Data listing
—————

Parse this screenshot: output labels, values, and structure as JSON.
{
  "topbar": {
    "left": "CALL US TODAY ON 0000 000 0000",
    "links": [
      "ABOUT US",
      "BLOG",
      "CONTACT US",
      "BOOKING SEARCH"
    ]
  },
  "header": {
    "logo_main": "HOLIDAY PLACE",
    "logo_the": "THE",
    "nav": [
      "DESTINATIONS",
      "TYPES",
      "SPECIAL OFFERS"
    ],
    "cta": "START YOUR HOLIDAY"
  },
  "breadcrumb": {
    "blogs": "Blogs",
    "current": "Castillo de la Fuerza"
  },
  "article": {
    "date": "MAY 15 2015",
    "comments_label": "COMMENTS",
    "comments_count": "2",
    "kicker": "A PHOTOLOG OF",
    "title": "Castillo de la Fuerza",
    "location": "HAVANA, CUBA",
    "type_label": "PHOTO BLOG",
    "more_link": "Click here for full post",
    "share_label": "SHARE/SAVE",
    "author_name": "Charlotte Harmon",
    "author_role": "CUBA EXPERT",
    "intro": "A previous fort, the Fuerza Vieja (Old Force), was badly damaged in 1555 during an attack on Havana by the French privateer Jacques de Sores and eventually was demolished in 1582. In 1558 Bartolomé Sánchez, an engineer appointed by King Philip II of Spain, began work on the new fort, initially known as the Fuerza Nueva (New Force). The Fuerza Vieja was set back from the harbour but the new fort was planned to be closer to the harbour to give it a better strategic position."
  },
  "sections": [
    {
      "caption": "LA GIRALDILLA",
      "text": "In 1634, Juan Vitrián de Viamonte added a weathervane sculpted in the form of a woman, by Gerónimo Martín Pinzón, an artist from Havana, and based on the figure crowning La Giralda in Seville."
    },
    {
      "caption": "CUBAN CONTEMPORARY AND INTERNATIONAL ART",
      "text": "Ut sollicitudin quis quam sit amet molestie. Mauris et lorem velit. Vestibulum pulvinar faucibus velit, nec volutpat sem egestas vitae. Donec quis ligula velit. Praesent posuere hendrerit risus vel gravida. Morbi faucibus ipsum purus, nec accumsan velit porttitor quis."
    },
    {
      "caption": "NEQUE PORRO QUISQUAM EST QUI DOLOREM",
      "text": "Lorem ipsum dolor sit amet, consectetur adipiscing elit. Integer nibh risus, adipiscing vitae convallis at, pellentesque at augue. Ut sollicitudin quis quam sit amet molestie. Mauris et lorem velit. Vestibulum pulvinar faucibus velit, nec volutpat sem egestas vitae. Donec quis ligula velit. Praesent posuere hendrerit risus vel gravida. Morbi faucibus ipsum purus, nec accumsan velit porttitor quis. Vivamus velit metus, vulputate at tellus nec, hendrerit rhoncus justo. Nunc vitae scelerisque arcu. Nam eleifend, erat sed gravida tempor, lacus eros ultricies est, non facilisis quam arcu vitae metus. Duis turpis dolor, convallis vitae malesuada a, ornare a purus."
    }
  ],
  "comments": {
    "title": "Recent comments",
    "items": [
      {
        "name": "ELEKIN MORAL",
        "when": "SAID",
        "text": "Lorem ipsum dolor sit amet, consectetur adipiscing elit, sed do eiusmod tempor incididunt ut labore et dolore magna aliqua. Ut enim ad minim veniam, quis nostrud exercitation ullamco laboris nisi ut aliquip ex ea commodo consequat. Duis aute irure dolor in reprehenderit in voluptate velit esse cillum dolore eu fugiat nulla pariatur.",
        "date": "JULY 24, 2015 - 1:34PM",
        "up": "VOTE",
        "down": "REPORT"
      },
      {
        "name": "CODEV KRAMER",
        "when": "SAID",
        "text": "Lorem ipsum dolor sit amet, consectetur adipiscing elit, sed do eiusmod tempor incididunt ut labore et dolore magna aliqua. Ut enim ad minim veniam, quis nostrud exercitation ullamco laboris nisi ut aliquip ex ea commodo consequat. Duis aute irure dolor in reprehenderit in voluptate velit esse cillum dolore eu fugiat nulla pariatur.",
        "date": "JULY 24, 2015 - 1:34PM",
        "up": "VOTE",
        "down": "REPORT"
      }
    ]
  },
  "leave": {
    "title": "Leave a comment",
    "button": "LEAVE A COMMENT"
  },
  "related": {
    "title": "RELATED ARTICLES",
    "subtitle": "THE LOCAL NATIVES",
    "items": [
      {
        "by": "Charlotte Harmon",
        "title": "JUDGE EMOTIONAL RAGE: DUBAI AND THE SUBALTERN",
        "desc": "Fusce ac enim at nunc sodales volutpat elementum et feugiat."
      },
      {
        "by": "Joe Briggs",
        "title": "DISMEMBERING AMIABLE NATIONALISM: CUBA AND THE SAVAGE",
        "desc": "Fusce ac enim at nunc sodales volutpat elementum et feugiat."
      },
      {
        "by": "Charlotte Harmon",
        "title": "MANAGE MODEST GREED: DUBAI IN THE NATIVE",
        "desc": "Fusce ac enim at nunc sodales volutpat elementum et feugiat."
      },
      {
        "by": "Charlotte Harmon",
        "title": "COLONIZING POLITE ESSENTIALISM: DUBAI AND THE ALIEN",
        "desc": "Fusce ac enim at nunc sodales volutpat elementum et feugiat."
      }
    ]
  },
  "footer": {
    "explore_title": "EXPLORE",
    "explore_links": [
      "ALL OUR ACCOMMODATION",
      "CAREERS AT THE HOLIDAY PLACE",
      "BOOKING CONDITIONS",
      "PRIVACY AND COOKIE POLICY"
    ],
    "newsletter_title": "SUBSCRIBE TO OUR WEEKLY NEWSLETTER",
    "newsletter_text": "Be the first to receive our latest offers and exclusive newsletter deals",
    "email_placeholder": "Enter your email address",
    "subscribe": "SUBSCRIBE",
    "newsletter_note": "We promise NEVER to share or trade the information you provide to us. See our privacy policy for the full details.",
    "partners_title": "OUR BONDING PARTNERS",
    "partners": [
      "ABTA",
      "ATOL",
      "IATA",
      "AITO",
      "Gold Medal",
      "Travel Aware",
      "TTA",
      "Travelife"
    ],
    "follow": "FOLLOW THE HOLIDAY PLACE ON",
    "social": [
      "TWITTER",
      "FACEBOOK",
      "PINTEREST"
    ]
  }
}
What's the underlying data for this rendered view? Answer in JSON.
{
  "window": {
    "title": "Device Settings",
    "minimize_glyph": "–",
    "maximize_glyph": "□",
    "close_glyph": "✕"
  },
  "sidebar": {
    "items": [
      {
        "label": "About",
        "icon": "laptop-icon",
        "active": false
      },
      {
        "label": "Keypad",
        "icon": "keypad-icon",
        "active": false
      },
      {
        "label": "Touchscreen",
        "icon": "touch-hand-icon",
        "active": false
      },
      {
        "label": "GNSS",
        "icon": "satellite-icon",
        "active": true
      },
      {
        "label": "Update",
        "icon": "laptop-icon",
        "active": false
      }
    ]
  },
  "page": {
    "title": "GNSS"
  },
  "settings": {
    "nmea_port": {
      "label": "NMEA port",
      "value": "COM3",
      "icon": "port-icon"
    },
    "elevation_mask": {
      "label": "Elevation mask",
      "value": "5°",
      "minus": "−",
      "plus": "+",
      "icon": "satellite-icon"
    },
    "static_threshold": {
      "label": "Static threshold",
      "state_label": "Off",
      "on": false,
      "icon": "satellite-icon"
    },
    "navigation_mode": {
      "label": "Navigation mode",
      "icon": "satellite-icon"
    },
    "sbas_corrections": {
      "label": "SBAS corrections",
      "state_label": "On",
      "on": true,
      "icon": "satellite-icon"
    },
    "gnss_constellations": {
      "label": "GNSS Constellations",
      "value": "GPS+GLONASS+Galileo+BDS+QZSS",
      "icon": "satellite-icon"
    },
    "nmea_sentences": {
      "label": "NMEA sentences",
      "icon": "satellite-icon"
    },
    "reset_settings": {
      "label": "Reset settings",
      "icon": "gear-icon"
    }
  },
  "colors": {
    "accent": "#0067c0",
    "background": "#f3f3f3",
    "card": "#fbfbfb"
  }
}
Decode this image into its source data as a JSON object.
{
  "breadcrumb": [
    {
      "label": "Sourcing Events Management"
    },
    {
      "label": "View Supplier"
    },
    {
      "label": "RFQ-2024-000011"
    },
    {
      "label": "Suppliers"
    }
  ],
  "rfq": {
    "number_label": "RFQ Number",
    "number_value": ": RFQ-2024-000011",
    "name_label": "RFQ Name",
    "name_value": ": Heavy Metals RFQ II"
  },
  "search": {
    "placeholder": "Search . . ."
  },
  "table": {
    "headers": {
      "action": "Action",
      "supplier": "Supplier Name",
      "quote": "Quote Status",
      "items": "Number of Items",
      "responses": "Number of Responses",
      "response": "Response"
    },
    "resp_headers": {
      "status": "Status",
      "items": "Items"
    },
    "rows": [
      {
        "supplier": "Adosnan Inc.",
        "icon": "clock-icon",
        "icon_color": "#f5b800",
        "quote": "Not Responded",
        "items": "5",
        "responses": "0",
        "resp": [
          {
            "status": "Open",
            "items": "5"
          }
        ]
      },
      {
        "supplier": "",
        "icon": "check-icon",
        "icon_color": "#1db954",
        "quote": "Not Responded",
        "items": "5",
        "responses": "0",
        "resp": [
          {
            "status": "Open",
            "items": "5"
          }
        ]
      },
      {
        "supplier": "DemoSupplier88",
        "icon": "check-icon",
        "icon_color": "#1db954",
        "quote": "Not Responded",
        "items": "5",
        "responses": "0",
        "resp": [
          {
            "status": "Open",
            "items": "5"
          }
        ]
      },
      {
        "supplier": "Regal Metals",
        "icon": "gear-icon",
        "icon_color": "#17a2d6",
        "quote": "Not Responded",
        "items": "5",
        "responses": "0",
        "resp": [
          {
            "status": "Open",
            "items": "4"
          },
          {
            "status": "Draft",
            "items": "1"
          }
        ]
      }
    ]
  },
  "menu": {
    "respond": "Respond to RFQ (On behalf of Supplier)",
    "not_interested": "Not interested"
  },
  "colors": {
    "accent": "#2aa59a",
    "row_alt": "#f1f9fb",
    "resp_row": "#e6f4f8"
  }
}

—————

> _What you are asked to do_
Check each line above for the word "porttitor" and give the number of lines that have it, nothing else.

> _Completed exercise_
2